--- START Input ---
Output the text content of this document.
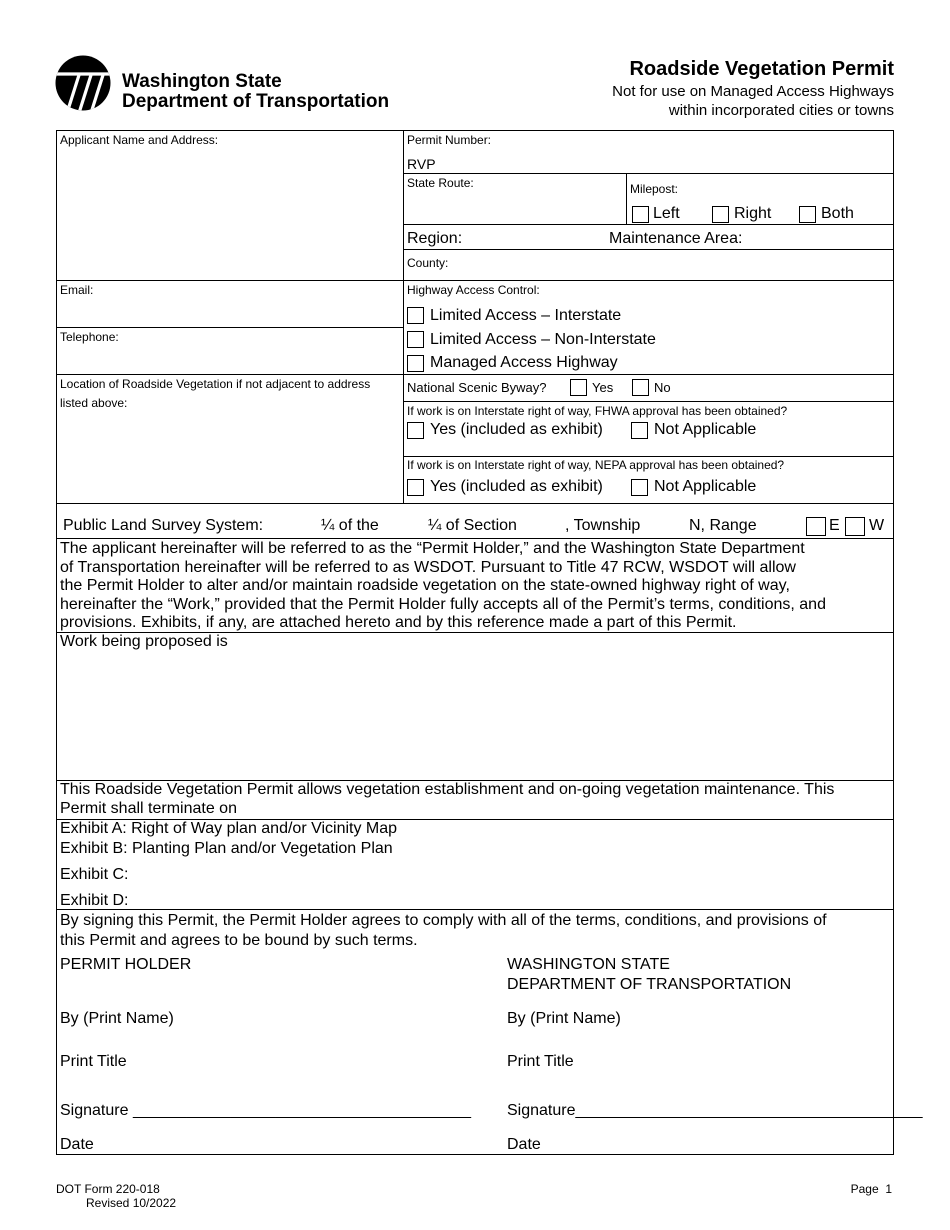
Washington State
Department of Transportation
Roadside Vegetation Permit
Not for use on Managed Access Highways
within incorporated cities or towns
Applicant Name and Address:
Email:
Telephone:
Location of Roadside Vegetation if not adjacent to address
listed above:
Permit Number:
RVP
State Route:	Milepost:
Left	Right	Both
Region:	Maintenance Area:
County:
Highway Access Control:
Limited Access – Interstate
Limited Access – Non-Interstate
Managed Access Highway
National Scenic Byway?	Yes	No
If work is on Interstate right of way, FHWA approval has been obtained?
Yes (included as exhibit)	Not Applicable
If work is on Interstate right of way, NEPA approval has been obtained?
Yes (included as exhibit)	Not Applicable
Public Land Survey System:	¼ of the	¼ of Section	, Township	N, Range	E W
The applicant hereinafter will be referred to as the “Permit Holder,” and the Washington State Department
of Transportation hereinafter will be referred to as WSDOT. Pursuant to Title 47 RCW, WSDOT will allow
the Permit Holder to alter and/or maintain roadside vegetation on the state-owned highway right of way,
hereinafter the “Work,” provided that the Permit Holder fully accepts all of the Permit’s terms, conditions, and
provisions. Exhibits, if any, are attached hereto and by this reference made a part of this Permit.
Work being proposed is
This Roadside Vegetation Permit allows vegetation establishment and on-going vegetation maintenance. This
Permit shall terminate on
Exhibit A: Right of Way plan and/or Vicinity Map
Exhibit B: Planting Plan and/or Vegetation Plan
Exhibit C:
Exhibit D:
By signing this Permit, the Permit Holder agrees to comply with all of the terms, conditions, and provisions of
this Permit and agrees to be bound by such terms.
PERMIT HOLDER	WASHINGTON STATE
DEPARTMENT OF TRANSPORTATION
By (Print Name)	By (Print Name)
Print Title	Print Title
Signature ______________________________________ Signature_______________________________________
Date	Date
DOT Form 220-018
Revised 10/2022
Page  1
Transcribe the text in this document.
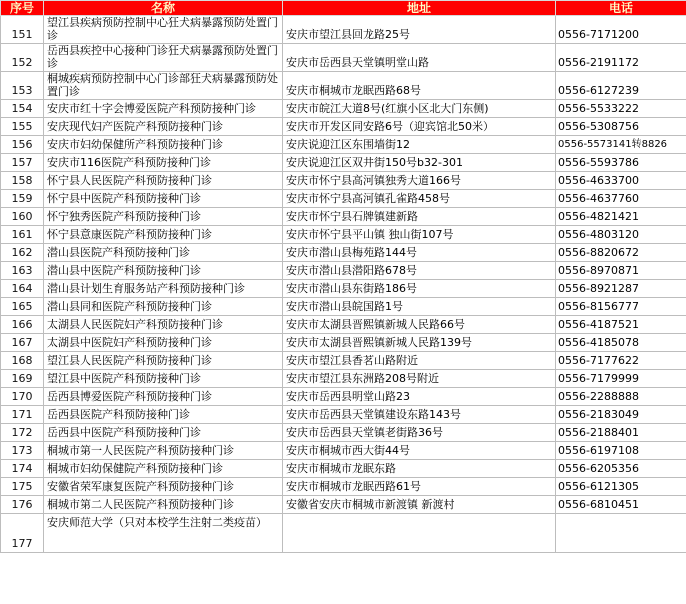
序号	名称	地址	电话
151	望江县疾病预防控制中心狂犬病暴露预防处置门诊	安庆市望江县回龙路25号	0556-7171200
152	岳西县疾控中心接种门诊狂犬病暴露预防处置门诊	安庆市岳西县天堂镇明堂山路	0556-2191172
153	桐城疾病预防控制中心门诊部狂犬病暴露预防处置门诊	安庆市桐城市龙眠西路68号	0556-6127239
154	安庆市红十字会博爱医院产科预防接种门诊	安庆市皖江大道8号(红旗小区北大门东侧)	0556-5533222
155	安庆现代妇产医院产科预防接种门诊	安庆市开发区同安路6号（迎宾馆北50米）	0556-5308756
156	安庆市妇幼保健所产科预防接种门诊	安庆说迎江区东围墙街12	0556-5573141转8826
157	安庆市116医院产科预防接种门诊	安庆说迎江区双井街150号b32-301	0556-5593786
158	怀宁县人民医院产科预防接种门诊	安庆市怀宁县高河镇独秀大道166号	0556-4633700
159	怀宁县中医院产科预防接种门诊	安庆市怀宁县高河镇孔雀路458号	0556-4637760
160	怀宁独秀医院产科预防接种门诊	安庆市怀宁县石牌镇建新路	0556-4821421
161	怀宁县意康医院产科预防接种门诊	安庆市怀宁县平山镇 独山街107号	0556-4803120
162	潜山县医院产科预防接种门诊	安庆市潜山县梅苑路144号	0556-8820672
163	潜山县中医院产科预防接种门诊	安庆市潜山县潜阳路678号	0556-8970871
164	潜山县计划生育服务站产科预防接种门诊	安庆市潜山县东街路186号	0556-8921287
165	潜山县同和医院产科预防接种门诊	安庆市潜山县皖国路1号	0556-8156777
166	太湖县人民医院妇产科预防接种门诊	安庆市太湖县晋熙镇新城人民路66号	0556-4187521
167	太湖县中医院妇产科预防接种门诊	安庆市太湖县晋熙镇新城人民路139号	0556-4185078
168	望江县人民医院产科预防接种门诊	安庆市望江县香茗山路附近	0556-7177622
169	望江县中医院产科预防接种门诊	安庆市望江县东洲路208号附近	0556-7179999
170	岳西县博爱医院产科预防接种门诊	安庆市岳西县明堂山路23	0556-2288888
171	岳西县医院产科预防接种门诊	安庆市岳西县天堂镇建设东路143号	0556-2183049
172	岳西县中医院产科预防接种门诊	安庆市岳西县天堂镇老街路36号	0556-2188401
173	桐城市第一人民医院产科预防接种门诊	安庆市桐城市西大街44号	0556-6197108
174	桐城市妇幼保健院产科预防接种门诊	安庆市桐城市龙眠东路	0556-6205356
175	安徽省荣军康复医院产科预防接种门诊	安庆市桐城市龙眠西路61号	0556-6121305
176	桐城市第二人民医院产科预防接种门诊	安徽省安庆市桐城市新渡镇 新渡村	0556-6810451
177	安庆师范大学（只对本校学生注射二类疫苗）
--- END Input ---
Give only a number: how many lines of the data hold the string "Print"?

2